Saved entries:

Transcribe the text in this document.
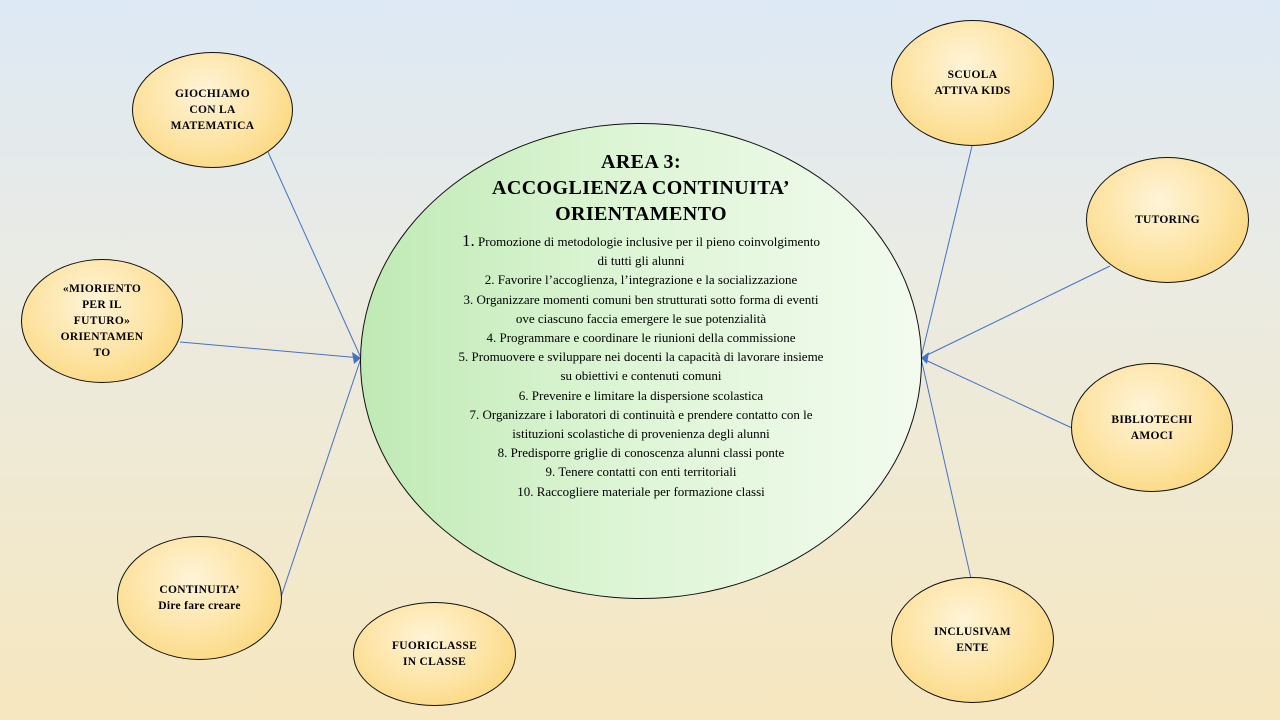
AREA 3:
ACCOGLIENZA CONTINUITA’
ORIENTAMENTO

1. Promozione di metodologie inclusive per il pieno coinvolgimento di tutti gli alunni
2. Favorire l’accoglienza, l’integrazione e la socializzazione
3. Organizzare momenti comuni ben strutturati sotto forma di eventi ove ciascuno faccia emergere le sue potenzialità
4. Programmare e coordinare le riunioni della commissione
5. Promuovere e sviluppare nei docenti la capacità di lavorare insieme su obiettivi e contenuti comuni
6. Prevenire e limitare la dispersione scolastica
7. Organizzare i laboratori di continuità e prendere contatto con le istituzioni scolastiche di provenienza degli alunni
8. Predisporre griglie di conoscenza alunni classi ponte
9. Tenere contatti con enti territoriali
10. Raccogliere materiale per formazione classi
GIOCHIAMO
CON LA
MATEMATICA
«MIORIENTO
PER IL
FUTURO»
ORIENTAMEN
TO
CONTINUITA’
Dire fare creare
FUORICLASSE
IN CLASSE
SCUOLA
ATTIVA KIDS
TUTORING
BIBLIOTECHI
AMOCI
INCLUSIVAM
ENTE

* _Aim of the exercise_
Pick out the lines containing the string "alunni".

* _Task solution_
1. Promozione di metodologie inclusive per il pieno coinvolgimento di tutti gli alunni
7. Organizzare i laboratori di continuità e prendere contatto con le istituzioni scolastiche di provenienza degli alunni
8. Predisporre griglie di conoscenza alunni classi ponte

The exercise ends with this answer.